┌─ EXCERPTED DATA

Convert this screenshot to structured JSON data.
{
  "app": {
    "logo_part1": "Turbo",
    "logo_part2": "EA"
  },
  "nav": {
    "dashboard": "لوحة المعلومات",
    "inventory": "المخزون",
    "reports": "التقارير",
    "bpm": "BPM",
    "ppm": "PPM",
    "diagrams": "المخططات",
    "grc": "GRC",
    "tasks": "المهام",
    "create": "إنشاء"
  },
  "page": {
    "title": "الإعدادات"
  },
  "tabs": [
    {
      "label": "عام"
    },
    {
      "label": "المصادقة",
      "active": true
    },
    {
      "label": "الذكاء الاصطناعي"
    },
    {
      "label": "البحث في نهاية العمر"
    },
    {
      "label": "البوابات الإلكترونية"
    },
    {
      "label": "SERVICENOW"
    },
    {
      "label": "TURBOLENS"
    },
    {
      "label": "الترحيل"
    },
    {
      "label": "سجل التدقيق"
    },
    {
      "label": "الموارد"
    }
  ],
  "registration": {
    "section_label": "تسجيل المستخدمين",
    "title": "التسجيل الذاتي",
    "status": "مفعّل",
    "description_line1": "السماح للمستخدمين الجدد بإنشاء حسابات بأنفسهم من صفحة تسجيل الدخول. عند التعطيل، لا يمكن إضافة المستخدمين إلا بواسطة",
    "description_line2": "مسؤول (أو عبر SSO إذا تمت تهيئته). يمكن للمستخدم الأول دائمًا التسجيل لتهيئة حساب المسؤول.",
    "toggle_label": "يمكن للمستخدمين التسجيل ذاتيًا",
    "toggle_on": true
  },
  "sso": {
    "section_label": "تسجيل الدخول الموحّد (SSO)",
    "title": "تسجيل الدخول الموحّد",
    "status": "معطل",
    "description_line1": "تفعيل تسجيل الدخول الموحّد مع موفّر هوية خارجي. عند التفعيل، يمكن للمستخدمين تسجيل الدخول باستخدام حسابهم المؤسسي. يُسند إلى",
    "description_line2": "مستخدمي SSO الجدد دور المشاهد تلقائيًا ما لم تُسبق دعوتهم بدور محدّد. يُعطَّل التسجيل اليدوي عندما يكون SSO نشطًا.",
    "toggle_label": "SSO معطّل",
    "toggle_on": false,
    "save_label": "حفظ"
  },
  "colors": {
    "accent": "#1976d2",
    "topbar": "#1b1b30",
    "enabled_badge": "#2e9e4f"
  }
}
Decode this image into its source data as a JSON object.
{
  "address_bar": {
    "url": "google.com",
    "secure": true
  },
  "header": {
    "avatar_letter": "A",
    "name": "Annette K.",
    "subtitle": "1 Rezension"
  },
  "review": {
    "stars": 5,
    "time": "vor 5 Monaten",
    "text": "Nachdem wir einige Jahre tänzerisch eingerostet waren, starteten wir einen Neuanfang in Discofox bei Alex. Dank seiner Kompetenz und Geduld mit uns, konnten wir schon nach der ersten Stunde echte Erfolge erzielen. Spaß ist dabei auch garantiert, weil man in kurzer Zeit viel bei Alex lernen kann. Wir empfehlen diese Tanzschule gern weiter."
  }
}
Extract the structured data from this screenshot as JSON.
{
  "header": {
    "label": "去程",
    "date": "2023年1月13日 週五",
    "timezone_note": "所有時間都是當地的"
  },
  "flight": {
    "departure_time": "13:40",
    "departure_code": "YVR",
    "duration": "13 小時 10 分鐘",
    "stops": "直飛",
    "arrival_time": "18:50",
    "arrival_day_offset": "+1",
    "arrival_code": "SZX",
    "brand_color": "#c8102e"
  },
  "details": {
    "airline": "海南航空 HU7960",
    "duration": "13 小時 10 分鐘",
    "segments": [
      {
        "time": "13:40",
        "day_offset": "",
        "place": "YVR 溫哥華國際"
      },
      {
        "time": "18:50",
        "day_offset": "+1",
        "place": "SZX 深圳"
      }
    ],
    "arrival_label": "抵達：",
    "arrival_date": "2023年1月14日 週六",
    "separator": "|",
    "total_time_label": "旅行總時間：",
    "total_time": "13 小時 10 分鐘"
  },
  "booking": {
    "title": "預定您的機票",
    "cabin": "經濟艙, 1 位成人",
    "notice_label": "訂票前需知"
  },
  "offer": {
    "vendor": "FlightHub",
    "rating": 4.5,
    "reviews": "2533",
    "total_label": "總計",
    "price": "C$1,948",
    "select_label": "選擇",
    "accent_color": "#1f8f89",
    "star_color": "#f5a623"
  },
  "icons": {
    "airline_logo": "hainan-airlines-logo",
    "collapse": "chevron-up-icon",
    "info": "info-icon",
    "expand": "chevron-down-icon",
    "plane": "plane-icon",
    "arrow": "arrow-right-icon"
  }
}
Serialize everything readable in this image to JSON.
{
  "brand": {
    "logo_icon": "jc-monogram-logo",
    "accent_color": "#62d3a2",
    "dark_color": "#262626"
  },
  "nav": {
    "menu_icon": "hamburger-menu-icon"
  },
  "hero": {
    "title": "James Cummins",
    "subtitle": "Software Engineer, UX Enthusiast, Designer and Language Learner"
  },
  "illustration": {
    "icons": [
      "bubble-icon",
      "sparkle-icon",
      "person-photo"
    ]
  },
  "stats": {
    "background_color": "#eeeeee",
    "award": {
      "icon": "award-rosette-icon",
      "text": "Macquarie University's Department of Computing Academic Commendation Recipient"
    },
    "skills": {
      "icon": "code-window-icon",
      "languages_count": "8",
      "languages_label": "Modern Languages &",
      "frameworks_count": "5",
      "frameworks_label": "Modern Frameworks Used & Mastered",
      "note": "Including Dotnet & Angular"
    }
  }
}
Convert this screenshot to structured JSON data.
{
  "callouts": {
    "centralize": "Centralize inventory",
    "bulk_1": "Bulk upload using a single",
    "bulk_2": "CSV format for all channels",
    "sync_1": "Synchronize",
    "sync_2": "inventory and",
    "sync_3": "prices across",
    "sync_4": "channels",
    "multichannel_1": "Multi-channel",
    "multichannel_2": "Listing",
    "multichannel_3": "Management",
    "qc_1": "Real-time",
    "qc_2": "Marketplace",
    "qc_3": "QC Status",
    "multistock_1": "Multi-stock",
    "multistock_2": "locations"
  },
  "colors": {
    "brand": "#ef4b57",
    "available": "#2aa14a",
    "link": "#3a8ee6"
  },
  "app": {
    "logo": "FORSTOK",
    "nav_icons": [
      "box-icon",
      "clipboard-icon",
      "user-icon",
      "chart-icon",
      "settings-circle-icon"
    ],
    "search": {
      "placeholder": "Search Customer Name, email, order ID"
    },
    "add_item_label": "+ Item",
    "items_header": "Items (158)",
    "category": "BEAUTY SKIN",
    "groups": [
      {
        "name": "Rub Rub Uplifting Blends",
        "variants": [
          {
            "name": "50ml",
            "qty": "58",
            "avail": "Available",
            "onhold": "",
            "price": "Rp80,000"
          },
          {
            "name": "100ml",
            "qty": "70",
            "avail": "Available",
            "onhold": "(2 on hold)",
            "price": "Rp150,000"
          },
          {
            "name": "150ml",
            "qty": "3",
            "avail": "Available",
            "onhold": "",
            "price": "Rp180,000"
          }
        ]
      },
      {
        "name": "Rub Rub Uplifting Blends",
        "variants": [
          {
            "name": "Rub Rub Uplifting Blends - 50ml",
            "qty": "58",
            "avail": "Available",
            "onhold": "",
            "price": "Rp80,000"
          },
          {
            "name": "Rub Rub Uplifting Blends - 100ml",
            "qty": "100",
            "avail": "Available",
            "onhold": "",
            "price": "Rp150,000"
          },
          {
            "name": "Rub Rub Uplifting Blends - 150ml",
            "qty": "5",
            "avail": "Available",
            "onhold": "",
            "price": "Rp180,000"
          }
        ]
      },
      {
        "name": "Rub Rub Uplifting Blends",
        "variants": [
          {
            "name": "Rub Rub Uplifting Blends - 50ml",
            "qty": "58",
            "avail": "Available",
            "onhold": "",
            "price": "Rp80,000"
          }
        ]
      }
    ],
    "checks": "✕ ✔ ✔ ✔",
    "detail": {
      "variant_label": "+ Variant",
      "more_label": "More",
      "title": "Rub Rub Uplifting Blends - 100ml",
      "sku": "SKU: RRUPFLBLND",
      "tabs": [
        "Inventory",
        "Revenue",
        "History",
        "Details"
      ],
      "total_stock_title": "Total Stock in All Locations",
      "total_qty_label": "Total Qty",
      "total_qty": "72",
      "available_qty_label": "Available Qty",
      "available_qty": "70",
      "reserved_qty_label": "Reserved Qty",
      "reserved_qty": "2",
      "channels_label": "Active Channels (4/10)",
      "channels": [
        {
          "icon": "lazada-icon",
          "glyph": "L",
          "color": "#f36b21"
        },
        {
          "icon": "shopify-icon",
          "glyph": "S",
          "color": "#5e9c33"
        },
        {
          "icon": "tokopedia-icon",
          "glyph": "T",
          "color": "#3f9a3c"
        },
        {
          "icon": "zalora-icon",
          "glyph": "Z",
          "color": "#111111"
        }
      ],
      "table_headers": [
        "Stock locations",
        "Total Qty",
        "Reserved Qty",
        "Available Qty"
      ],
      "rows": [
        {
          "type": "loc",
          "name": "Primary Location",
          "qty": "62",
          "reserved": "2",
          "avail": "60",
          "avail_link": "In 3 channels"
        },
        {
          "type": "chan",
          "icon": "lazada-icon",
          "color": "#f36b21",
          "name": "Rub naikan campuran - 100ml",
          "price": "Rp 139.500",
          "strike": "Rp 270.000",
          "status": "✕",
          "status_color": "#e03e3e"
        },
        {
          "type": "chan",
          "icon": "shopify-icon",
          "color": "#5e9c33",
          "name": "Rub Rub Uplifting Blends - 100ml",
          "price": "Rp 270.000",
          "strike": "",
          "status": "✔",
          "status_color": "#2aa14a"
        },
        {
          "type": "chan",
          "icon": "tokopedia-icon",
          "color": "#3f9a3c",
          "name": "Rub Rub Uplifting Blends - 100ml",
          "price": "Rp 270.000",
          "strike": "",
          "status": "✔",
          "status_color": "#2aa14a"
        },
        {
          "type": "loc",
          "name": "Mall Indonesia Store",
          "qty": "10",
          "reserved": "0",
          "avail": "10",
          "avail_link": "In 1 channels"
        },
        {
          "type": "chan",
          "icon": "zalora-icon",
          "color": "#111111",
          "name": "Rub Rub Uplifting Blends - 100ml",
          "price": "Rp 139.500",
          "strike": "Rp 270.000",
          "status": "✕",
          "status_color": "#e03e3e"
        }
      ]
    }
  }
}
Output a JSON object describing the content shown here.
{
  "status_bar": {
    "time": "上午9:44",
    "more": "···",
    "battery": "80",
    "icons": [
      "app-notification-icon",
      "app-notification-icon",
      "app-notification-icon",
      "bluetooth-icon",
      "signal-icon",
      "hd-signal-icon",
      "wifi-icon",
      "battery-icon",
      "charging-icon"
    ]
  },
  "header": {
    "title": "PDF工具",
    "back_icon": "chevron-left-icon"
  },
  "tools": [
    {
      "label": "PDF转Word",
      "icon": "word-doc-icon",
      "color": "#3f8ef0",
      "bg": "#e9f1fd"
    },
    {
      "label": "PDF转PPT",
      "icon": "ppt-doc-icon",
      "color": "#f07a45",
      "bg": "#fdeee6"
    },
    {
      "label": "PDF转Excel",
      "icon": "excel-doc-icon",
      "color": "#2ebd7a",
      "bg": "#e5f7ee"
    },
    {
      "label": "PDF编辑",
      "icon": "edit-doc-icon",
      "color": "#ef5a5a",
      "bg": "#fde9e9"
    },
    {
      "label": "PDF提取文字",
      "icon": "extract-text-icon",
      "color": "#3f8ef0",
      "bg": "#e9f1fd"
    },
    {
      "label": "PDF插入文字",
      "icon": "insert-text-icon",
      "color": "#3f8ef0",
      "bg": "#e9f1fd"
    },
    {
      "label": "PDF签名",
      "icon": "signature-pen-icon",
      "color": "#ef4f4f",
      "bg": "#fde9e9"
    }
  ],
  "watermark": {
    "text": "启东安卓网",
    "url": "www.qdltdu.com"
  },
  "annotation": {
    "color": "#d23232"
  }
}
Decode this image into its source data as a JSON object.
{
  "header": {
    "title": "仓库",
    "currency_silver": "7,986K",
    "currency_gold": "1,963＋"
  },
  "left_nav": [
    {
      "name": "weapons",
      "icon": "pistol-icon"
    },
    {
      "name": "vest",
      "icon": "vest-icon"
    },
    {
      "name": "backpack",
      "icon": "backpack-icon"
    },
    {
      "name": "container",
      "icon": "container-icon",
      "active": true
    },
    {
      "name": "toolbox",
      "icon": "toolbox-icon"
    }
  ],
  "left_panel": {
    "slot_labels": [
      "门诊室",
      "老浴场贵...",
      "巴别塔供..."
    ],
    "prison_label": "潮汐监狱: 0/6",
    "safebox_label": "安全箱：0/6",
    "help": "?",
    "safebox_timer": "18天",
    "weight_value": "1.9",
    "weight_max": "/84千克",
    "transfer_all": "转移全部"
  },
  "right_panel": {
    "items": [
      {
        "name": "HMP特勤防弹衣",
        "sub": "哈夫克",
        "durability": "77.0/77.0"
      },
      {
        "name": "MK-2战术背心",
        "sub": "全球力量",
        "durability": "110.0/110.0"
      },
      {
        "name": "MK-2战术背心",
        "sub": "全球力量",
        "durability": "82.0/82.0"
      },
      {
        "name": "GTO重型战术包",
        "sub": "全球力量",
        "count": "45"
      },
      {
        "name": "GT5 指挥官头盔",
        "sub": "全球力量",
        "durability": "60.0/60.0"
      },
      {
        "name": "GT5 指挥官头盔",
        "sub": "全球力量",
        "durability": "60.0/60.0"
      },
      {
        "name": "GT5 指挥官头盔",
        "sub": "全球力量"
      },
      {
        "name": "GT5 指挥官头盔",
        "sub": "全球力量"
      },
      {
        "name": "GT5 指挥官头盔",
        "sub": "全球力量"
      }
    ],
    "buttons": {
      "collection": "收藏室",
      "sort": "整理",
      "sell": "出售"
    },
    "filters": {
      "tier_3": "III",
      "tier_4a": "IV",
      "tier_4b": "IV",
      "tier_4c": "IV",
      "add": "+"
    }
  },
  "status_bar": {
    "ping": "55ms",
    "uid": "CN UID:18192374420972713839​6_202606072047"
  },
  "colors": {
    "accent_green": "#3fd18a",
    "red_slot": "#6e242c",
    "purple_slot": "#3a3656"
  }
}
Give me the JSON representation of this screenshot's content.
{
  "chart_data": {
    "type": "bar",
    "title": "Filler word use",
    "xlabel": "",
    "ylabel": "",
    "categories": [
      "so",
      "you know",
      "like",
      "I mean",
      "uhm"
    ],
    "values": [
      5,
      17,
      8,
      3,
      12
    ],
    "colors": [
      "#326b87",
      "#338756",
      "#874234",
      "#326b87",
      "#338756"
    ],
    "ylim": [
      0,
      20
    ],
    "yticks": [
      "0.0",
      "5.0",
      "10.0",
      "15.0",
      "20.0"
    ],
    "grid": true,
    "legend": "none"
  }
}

└─

DIRECTION =
Give the number of lines in the entries that hold the word "durability", and nothing else.

RESULT OF THE EXERCISE =
5